§ TASK STATEMENT
Please find the lines in the following records that hold "Personen", and copy them.

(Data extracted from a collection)
* * *
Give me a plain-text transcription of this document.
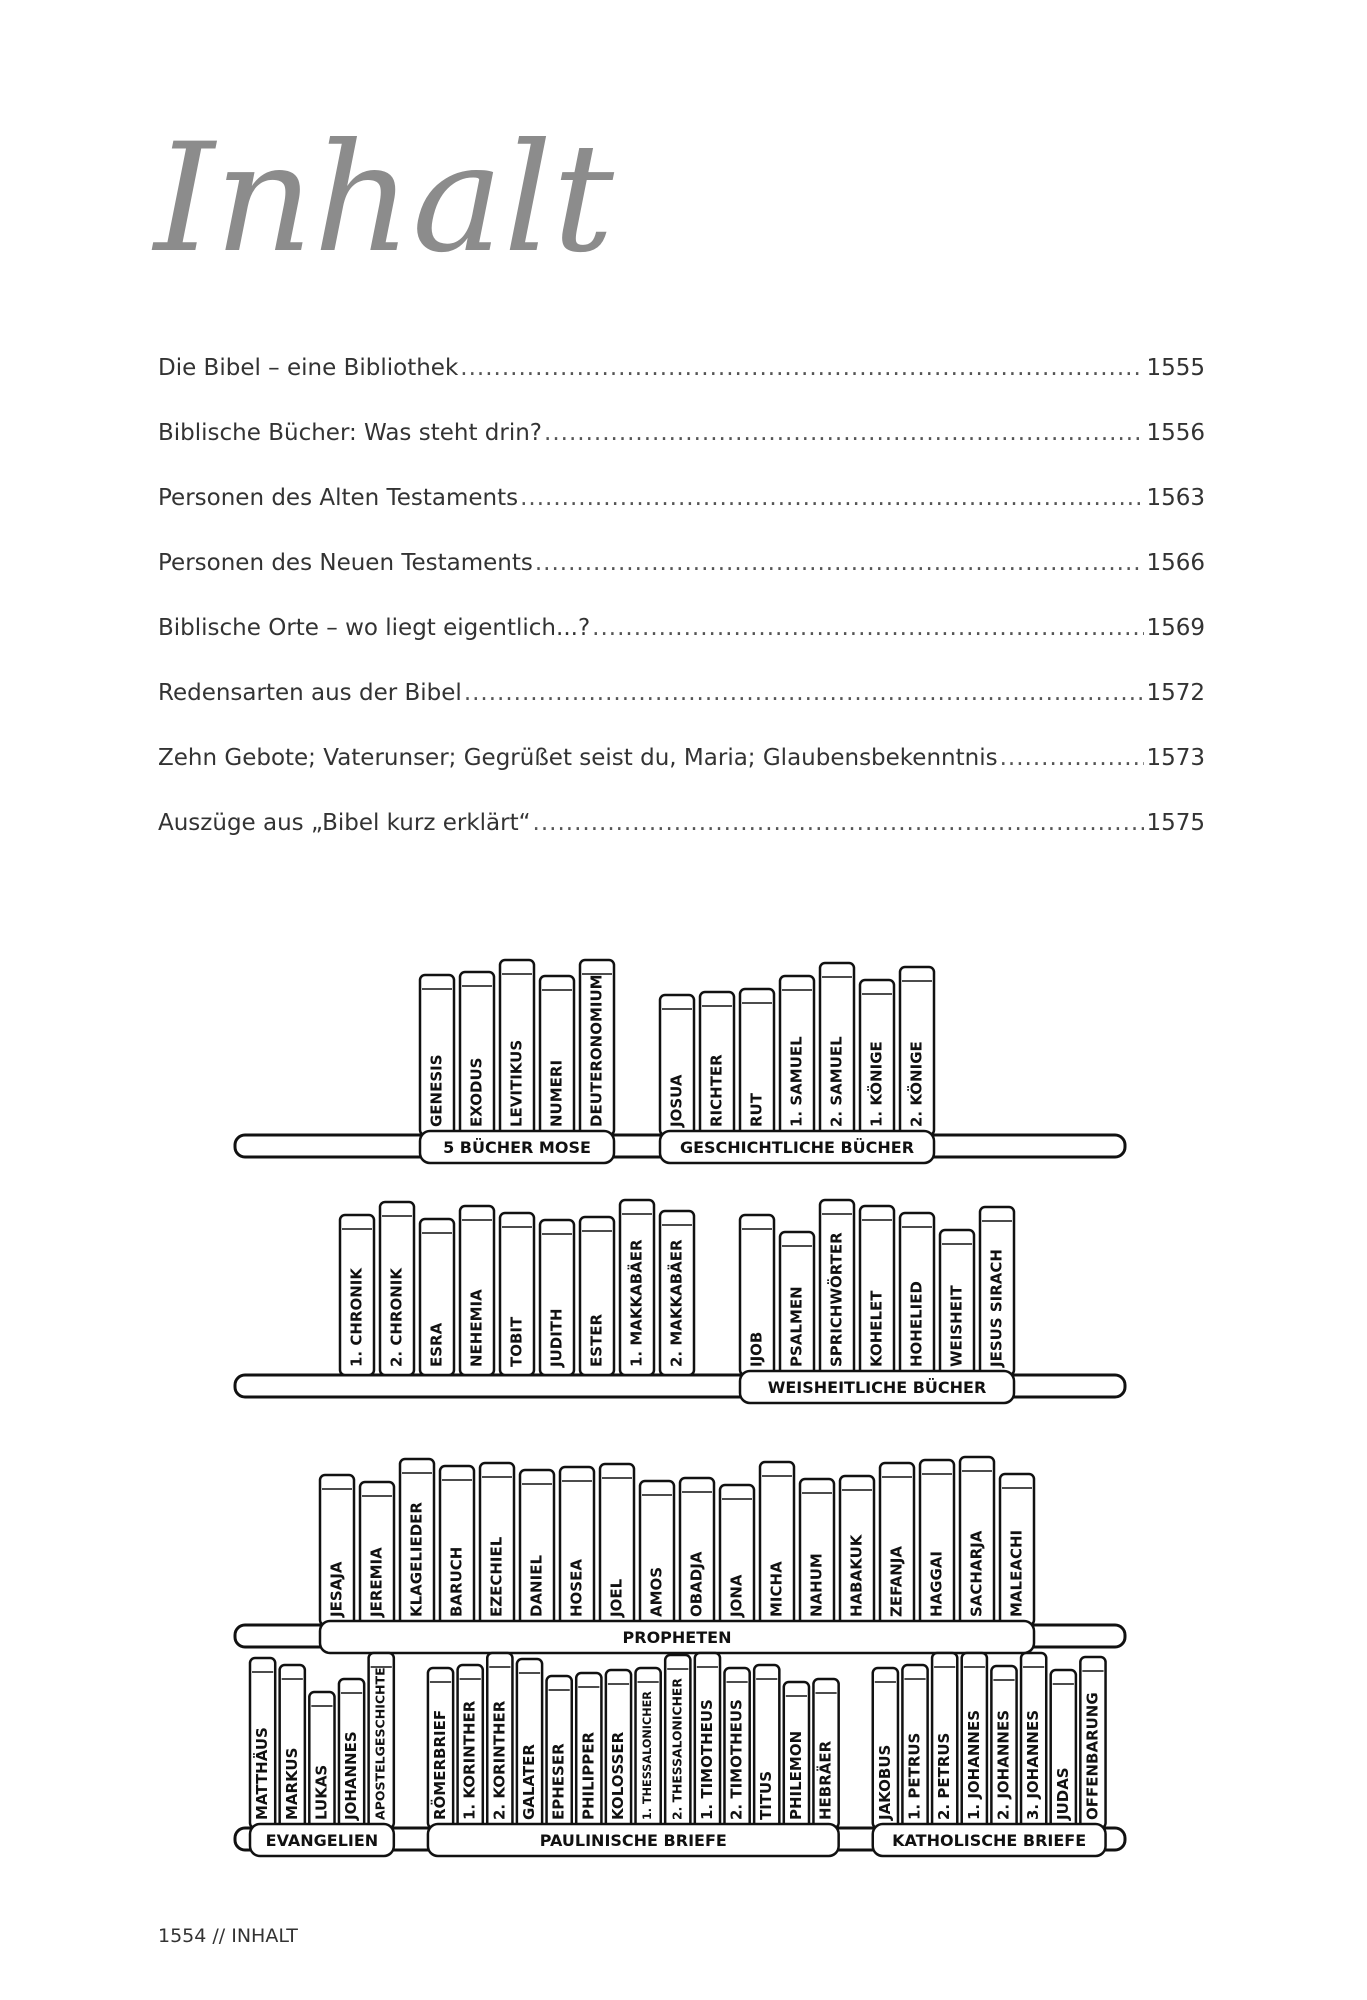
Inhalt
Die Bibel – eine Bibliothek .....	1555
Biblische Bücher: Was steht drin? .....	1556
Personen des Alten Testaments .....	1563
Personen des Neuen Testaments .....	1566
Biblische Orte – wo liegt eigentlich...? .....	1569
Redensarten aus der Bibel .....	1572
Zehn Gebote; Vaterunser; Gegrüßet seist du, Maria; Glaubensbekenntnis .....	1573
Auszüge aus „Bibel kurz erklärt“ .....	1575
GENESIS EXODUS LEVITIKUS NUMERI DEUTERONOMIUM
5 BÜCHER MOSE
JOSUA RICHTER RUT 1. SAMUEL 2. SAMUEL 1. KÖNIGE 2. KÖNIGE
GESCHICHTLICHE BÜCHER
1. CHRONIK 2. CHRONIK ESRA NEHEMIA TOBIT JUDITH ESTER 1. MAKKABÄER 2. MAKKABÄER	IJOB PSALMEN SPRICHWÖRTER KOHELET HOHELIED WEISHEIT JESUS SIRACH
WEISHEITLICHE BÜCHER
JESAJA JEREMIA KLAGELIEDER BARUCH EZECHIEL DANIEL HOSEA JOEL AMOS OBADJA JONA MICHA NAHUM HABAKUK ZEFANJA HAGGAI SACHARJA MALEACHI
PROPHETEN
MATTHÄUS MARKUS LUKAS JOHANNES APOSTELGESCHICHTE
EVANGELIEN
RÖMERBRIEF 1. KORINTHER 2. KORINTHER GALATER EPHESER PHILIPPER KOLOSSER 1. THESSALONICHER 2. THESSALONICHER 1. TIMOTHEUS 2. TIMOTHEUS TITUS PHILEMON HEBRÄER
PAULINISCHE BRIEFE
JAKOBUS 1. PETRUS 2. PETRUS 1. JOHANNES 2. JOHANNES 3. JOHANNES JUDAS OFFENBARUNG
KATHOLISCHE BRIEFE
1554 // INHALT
* * *
§ RESPONSE TO THIS TASK
Personen des Alten Testaments .....	1563
Personen des Neuen Testaments .....	1566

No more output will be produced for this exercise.